### Text shown
- Genre: Reality television
- Presented by: Hong Junyang Dasmond Koh Sugianto Pornsak Felicia Chin Lee Teng Yuan Shuai
- Judges: Foong Wai See Cavin Soh Peter Tan Li Feihui Jim Lim Jimmy Ye Ken Tay Xiaohan Dennis Chew
- Voices of: Lin Decheng (season 4)
- Country of origin: Singapore
- Original language: Chinese
- No. of seasons: 4
- No. of episodes: 87

Production
- Production locations: Various (auditions) MediaCorp TV Theatre (live shows)
- Running time: 20–160 minutes

Original release
- Network: MediaCorp Channel U
- Release: 2 January 2006 – 31 March 2013

= Campus SuperStar =

2006 Singaporean TV series

Campus SuperStar is a Singaporean reality television singing competition to find new singing talent, contested by aspiring singers drawn from public auditions. The show began on 2 January 2006 and is broadcast on MediaCorp Channel U. It is a spin-off of Project SuperStar, and contestants comprise students from secondary schools, junior colleges and institutes of technical education.

The concept of the series is to find aspiring singers studying in secondary schools, junior colleges and institutes of technical education and put them together to compete for the Campus SuperStar title where the winner is determined by the judges and viewers. Winners chosen by judges through judges' score and viewers through telephone, Internet (gift-to-vote), and SMS text voting were Ng Chee Yang, Shawn Tok, Jarod Lee and Bonnie Loo. Winners receive a two-year management contract with MediaCorp and a cash prize ($2,000 for season 1–3, and $5000 for season 4). Season 4 winner also receives an opportunity to perform with Mandopop singer Della Ding Dang in Glass Anatomy the Musical.

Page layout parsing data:
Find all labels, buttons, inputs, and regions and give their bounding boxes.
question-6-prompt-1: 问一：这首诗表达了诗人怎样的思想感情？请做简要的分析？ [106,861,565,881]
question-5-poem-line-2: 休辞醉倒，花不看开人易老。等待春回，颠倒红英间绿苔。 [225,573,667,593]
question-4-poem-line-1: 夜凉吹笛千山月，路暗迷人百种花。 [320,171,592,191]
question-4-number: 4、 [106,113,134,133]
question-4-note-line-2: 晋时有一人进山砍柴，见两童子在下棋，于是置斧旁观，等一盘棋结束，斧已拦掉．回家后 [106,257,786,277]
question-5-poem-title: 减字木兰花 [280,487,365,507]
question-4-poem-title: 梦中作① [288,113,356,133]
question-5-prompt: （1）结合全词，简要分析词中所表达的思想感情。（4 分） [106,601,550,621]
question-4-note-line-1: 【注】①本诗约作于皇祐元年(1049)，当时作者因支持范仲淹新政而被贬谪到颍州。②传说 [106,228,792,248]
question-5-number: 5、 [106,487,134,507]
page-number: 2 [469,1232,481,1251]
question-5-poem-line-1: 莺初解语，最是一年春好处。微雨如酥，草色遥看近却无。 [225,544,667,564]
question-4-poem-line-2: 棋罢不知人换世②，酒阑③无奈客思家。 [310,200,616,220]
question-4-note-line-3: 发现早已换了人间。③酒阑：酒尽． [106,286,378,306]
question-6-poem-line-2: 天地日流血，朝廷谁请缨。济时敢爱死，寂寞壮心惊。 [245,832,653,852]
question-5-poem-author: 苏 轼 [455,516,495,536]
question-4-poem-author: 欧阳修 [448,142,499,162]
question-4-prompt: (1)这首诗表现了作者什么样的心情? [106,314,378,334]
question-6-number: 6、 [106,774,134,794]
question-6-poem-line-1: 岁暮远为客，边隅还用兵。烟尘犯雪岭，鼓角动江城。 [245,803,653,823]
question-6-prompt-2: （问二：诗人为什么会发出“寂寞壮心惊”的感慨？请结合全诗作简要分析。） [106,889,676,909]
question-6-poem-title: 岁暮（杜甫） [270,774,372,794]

### Instructions to follow
According to the Campus SuperStar text, what cash prize did the season 4 winner receive? These items have no connection to the Campus SuperStar text.

### Result of the task
$5000